## WHAT NEEDS TO BE DONE
Skip the pictures and repeat each line of the data exactly.

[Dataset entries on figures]
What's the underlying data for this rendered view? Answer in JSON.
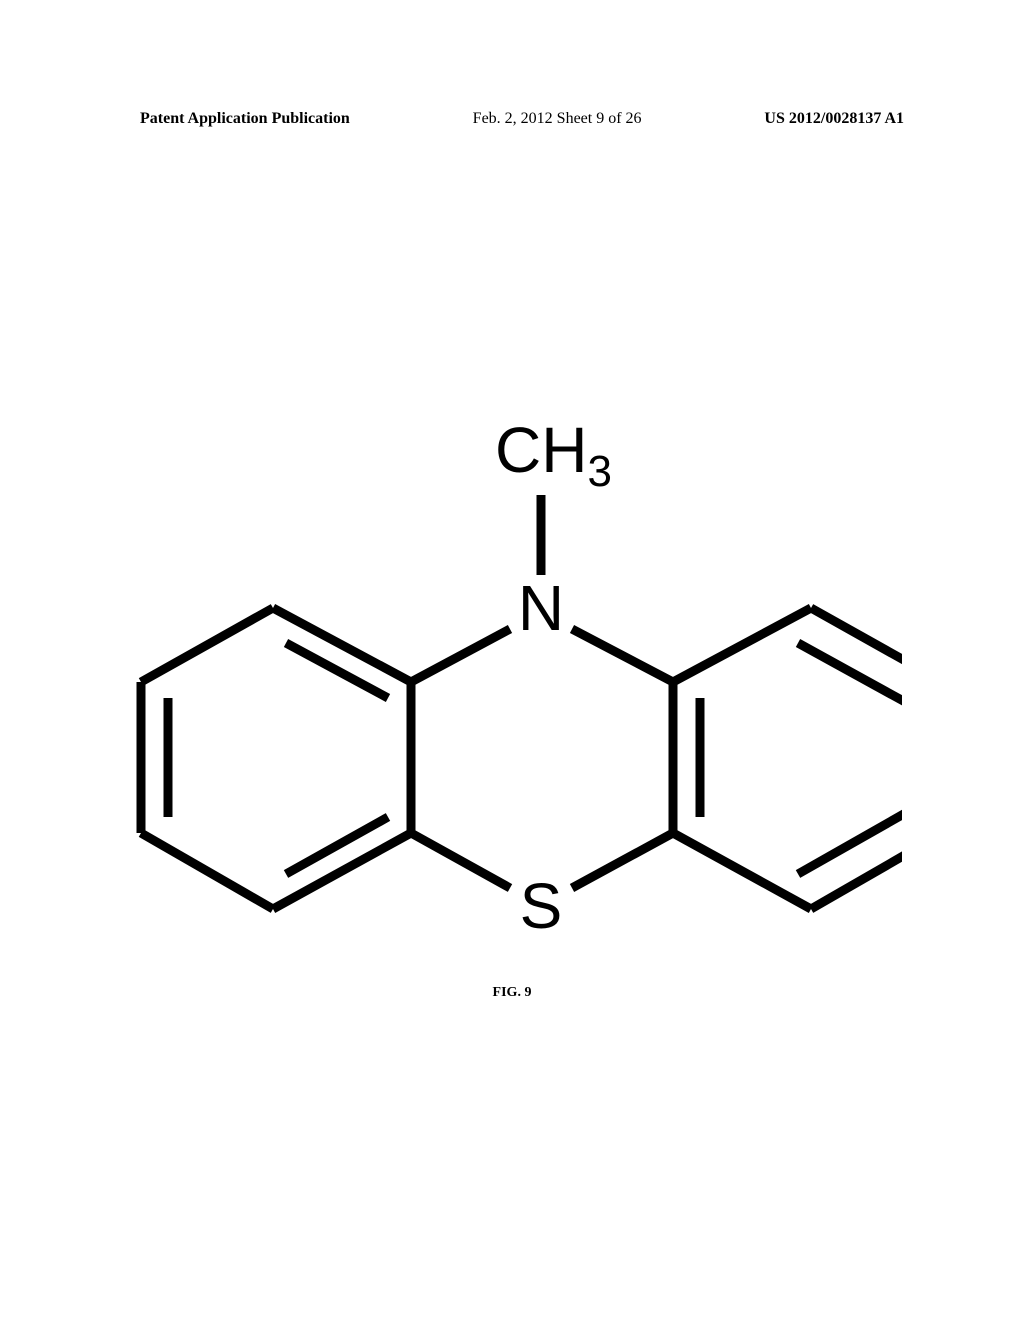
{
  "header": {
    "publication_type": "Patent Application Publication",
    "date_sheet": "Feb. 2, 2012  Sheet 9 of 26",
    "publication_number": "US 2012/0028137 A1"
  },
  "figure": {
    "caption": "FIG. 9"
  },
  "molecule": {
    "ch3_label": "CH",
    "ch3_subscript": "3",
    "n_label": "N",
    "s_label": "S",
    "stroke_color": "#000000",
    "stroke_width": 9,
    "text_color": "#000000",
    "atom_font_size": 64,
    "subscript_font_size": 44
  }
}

## EXERCISE OUTPUT
What's the underlying data for this rendered view? Answer in JSON.
{
  "header": {
    "publication_type": "Patent Application Publication",
    "date_sheet": "Feb. 2, 2012  Sheet 9 of 26",
    "publication_number": "US 2012/0028137 A1"
  },
  "figure": {
    "caption": "FIG. 9"
  },
  "molecule": {
    "ch3_label": "CH",
    "ch3_subscript": "3",
    "n_label": "N",
    "s_label": "S",
    "stroke_color": "#000000",
    "stroke_width": 9,
    "text_color": "#000000",
    "atom_font_size": 64,
    "subscript_font_size": 44
  }
}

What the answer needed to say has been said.